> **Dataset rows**

┌──

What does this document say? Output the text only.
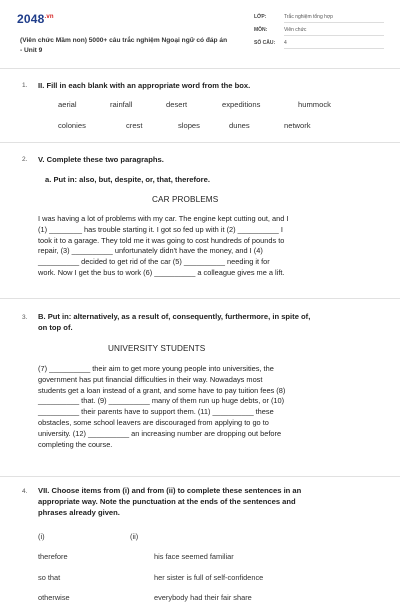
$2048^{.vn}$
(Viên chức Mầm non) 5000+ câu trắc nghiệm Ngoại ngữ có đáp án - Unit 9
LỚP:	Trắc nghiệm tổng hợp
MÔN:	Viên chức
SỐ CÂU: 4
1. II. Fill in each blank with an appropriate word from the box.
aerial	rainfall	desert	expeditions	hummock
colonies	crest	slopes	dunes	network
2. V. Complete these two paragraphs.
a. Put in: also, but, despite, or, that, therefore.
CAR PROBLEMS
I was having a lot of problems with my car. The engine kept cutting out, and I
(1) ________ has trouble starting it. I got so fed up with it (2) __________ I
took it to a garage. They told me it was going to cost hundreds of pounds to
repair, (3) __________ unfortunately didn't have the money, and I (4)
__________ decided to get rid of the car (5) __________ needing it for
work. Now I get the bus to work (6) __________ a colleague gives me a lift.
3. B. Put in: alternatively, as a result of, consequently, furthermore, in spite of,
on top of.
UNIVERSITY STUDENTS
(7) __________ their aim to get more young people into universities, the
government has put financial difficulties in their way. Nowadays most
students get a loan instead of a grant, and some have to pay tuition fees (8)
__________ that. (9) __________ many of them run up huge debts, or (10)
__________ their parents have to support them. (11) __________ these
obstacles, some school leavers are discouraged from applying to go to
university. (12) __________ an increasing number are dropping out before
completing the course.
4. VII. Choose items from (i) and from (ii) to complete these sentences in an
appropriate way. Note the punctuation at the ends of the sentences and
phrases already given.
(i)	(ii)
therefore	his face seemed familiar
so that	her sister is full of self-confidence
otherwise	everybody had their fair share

└──
┌──

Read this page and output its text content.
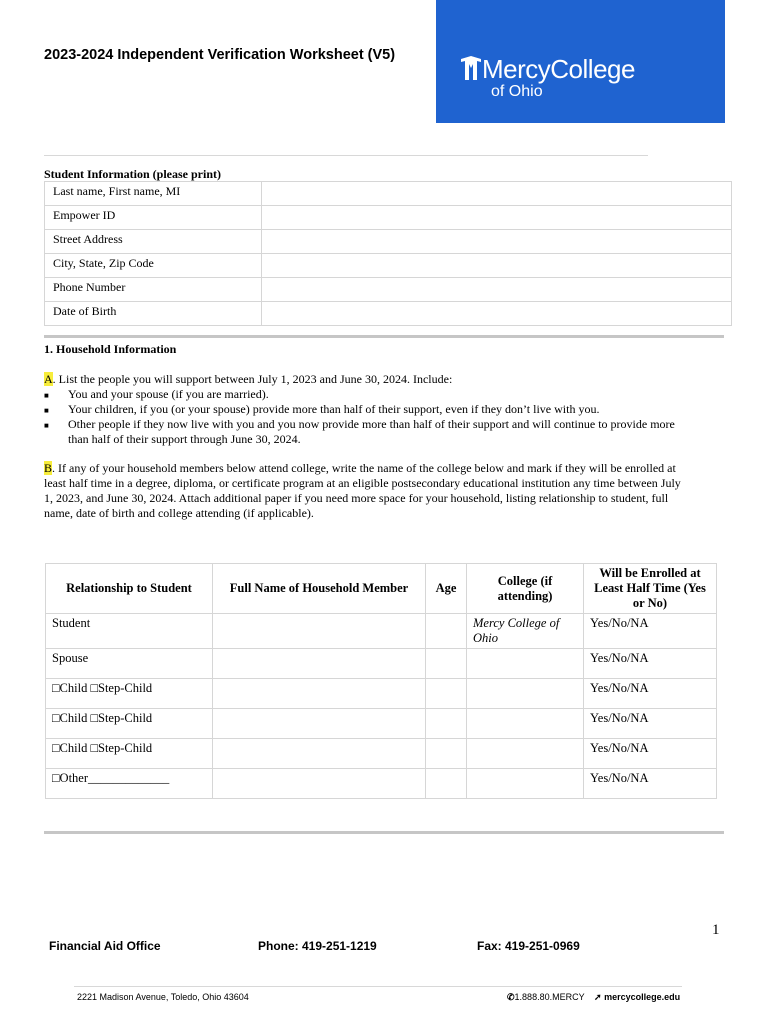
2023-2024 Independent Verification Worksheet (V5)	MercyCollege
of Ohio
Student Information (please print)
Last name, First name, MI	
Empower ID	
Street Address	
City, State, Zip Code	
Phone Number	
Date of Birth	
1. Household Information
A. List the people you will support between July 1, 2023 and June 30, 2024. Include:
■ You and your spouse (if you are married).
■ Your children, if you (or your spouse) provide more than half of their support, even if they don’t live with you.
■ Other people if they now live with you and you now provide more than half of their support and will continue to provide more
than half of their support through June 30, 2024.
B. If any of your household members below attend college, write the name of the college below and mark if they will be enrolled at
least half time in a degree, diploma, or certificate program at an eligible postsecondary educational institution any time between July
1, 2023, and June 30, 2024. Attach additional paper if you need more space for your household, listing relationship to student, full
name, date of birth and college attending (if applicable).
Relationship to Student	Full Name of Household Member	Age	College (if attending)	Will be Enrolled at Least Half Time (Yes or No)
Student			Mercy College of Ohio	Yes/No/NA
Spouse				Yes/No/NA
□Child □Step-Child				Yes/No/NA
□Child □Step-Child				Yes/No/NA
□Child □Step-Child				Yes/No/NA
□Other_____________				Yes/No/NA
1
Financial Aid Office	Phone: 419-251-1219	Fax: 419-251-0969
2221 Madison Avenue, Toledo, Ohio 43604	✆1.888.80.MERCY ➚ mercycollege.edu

└──

> **PROBLEM DETAILS**
Look over the listing. Pull out every line with the string "attending" in it.

> **CORRECT RESPONSE**
name, date of birth and college attending (if applicable).
Relationship to Student	Full Name of Household Member	Age	College (if attending)	Will be Enrolled at Least Half Time (Yes or No)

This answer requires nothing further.